=== Set of tasks ===
1. From the account of the neurosurgery case, list every item in the paragraph on Rachel's history that is introduced by the word "no," from "no illnesses" through "no significant family history."
2. Answer these questions about the account of the neurosurgery case:
(a) At what hour did the phone call reach the chief of neurosurgery?
(b) How old was the patient called Rachel?
(c) At what time did Rachel say she had to open the store?

=== Passage for review ===
Instant Paralysis with an Instant Cure
Time to inject some mind vitamins.
As chief of neurosurgery for a small city hospital, I’ve never had a phone call at 2 a.m. bring me good news, and this night held true to form. The emergency room had just admitted a 22-year-old convenience store clerk, whom I will call Rachel. She had awakened several hours earlier with a rather annoying problem: She could not move her legs. According to the ER physician, Rachel noticed that she could not roll over in bed and, when the fog of sleep finally cleared, discovered that she had two lifeless logs where her lower extremities used to be.
She lived alone and, not wishing to disturb her parents living miles away, managed to crawl to her nightstand and phone directly for an ambulance. When I arrived, Rachel was still strapped to a spinal board, the right sleeve of her nightgown rolled up to allow for the intravenous line.
“Does anything hurt?” I asked.
“No,” she said, shrugging. “I really feel fine . . . except for this leg thing.”
“Are they numb?” I continued, stroking her bare shins with my index finger.
“Nah, I feel that. They just feel funny, you know, heavy. Do you think this is serious? When can I go home? I have to open the store at 6.” She smiled. “Gotta make the coffee!”
Further interrogation revealed little. Rachel was healthy, no illnesses, no medications, no surgeries. A smoker since age 14, she used marijuana sporadically, but there was no other history of drug use. No traumas, no chance of pregnancy (her boyfriend had abruptly dumped her six months earlier, and she still seethed when discussing him), no history of depression or other mental illness, no significant family history. She was in good health. Except for the “leg thing.”
In addition to lacking any obvious pathology, she also lacked health insurance. The ER had already set up an MRI of her entire spine and summoned the technician from home to do it. This might yield an answer—but I suspected the truth about her condition already, and I was reluctant to saddle this poor woman with thousands of dollars of expensive pictures. The tests would all be negative anyway.

Page segmentation data:
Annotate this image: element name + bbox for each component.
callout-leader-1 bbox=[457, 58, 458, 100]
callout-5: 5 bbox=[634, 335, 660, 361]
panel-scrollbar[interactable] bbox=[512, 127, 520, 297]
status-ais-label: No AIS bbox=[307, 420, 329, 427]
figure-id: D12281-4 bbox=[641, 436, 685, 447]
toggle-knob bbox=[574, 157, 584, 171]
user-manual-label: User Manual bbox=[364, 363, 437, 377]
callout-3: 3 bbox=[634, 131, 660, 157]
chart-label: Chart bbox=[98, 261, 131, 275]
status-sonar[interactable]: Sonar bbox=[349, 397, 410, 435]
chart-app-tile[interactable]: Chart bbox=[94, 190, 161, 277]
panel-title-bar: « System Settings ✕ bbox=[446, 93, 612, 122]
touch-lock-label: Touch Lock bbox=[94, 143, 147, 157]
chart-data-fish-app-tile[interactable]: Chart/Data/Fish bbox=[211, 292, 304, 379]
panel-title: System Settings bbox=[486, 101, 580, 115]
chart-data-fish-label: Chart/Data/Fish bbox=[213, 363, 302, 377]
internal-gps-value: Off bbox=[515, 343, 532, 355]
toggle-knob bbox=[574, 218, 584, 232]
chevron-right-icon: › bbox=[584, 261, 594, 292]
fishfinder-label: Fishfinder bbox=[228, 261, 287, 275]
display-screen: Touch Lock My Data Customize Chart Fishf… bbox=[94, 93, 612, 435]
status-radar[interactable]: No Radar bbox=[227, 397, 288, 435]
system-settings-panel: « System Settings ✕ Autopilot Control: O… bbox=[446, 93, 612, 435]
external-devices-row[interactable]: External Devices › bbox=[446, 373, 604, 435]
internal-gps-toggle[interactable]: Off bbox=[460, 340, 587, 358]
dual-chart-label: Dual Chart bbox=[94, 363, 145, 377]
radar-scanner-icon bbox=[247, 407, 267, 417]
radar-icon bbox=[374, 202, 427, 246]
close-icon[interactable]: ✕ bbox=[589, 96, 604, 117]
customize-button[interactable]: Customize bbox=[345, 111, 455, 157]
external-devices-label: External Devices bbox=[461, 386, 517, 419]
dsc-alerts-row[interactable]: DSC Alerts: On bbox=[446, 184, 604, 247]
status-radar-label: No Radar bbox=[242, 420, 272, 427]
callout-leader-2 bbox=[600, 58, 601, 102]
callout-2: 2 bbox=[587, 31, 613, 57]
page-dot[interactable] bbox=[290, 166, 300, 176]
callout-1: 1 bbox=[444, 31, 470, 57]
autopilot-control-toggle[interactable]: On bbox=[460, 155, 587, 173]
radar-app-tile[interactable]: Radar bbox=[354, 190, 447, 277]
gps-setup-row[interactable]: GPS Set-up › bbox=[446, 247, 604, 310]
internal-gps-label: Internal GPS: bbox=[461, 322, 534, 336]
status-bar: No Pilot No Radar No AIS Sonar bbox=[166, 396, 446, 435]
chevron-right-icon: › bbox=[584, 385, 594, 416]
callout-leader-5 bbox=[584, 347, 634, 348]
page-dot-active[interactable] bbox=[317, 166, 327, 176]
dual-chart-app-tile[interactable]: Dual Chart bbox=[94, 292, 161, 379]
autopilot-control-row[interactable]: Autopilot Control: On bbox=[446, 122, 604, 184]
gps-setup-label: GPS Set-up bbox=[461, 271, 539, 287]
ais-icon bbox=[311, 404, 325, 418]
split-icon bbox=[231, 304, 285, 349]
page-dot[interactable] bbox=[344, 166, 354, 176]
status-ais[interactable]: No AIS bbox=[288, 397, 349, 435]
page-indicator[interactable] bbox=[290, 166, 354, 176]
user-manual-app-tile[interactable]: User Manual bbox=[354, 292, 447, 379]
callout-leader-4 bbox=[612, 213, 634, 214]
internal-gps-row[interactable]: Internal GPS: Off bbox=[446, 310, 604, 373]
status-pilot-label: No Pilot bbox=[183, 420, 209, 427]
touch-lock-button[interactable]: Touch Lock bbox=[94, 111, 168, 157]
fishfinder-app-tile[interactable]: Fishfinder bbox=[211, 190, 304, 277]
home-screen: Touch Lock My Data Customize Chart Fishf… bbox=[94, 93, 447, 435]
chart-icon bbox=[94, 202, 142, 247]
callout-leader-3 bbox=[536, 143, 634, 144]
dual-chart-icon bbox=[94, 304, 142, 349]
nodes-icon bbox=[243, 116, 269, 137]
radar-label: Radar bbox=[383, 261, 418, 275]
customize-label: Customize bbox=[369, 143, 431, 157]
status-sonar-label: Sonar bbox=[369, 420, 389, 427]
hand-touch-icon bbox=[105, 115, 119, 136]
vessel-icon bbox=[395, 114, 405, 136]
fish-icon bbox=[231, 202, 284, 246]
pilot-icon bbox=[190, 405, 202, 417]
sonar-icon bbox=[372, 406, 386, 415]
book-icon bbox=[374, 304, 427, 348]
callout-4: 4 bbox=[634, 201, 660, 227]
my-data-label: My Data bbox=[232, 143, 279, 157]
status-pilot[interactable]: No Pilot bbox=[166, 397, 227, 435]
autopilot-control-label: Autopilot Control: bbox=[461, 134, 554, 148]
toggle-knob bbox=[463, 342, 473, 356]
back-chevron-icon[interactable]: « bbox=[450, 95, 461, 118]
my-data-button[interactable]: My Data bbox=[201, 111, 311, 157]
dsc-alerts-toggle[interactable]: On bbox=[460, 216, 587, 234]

=== List of answers ===
1.
- No illnesses
- No medications
- No surgeries
- No other history of drug use
- No traumas
- No chance of pregnancy
- No history of depression or other mental illness
- No significant family history

2.
(a) 2 a.m.
(b) 22 years old
(c) 6